--- Objective ---
Reproduce every entry in the listing without alteration.

★ ★ ★ ★ ★ ★ ★

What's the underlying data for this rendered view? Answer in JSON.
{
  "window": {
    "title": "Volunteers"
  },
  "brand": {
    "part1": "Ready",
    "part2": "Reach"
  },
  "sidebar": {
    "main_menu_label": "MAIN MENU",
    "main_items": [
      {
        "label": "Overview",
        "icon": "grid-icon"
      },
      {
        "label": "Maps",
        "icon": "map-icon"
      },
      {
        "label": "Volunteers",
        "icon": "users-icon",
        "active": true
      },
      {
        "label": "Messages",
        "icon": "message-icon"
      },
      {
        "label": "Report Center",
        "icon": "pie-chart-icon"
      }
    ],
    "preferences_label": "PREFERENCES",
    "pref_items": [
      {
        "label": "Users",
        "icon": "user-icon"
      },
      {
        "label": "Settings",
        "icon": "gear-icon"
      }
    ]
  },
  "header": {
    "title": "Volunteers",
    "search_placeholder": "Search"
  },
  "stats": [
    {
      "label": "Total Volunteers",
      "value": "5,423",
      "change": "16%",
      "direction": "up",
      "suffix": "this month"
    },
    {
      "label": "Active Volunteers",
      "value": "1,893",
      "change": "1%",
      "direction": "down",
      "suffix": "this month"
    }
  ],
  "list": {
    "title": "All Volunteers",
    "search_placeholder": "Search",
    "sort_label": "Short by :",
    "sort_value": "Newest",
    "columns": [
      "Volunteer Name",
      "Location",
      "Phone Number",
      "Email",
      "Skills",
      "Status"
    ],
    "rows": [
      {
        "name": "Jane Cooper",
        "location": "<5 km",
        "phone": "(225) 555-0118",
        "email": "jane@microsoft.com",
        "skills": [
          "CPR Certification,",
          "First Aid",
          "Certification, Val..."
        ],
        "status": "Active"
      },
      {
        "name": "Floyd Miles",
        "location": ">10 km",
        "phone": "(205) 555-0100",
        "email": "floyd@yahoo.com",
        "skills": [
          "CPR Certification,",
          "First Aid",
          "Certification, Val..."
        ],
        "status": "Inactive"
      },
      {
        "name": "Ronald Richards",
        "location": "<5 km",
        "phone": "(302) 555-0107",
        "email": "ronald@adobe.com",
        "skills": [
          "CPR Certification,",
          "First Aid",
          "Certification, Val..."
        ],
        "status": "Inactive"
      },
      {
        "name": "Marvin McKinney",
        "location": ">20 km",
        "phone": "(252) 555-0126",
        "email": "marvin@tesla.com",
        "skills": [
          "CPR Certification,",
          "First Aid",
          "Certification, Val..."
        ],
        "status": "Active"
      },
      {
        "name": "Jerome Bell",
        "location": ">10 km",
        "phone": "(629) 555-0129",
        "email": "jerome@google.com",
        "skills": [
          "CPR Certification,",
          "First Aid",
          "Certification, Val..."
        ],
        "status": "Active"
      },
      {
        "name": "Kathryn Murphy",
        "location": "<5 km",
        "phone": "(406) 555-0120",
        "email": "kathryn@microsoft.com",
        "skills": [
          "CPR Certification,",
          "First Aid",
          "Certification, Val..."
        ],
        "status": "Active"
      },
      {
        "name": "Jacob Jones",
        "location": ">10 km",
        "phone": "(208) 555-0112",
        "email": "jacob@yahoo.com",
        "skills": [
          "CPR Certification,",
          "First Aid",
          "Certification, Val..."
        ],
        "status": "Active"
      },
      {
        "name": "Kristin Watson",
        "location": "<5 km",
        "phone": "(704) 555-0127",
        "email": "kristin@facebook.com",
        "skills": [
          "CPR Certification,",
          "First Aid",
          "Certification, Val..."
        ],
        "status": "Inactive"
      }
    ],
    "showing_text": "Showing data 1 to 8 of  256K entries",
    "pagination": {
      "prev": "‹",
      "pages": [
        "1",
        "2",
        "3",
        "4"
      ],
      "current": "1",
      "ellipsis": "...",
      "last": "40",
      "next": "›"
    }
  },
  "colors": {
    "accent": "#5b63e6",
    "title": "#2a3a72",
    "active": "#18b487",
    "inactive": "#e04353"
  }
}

★ ★ ★ ★ ★ ★ ★

--- Expected answer ---
What's the underlying data for this rendered view? Answer in JSON.
{
  "window": {
    "title": "Volunteers"
  },
  "brand": {
    "part1": "Ready",
    "part2": "Reach"
  },
  "sidebar": {
    "main_menu_label": "MAIN MENU",
    "main_items": [
      {
        "label": "Overview",
        "icon": "grid-icon"
      },
      {
        "label": "Maps",
        "icon": "map-icon"
      },
      {
        "label": "Volunteers",
        "icon": "users-icon",
        "active": true
      },
      {
        "label": "Messages",
        "icon": "message-icon"
      },
      {
        "label": "Report Center",
        "icon": "pie-chart-icon"
      }
    ],
    "preferences_label": "PREFERENCES",
    "pref_items": [
      {
        "label": "Users",
        "icon": "user-icon"
      },
      {
        "label": "Settings",
        "icon": "gear-icon"
      }
    ]
  },
  "header": {
    "title": "Volunteers",
    "search_placeholder": "Search"
  },
  "stats": [
    {
      "label": "Total Volunteers",
      "value": "5,423",
      "change": "16%",
      "direction": "up",
      "suffix": "this month"
    },
    {
      "label": "Active Volunteers",
      "value": "1,893",
      "change": "1%",
      "direction": "down",
      "suffix": "this month"
    }
  ],
  "list": {
    "title": "All Volunteers",
    "search_placeholder": "Search",
    "sort_label": "Short by :",
    "sort_value": "Newest",
    "columns": [
      "Volunteer Name",
      "Location",
      "Phone Number",
      "Email",
      "Skills",
      "Status"
    ],
    "rows": [
      {
        "name": "Jane Cooper",
        "location": "<5 km",
        "phone": "(225) 555-0118",
        "email": "jane@microsoft.com",
        "skills": [
          "CPR Certification,",
          "First Aid",
          "Certification, Val..."
        ],
        "status": "Active"
      },
      {
        "name": "Floyd Miles",
        "location": ">10 km",
        "phone": "(205) 555-0100",
        "email": "floyd@yahoo.com",
        "skills": [
          "CPR Certification,",
          "First Aid",
          "Certification, Val..."
        ],
        "status": "Inactive"
      },
      {
        "name": "Ronald Richards",
        "location": "<5 km",
        "phone": "(302) 555-0107",
        "email": "ronald@adobe.com",
        "skills": [
          "CPR Certification,",
          "First Aid",
          "Certification, Val..."
        ],
        "status": "Inactive"
      },
      {
        "name": "Marvin McKinney",
        "location": ">20 km",
        "phone": "(252) 555-0126",
        "email": "marvin@tesla.com",
        "skills": [
          "CPR Certification,",
          "First Aid",
          "Certification, Val..."
        ],
        "status": "Active"
      },
      {
        "name": "Jerome Bell",
        "location": ">10 km",
        "phone": "(629) 555-0129",
        "email": "jerome@google.com",
        "skills": [
          "CPR Certification,",
          "First Aid",
          "Certification, Val..."
        ],
        "status": "Active"
      },
      {
        "name": "Kathryn Murphy",
        "location": "<5 km",
        "phone": "(406) 555-0120",
        "email": "kathryn@microsoft.com",
        "skills": [
          "CPR Certification,",
          "First Aid",
          "Certification, Val..."
        ],
        "status": "Active"
      },
      {
        "name": "Jacob Jones",
        "location": ">10 km",
        "phone": "(208) 555-0112",
        "email": "jacob@yahoo.com",
        "skills": [
          "CPR Certification,",
          "First Aid",
          "Certification, Val..."
        ],
        "status": "Active"
      },
      {
        "name": "Kristin Watson",
        "location": "<5 km",
        "phone": "(704) 555-0127",
        "email": "kristin@facebook.com",
        "skills": [
          "CPR Certification,",
          "First Aid",
          "Certification, Val..."
        ],
        "status": "Inactive"
      }
    ],
    "showing_text": "Showing data 1 to 8 of  256K entries",
    "pagination": {
      "prev": "‹",
      "pages": [
        "1",
        "2",
        "3",
        "4"
      ],
      "current": "1",
      "ellipsis": "...",
      "last": "40",
      "next": "›"
    }
  },
  "colors": {
    "accent": "#5b63e6",
    "title": "#2a3a72",
    "active": "#18b487",
    "inactive": "#e04353"
  }
}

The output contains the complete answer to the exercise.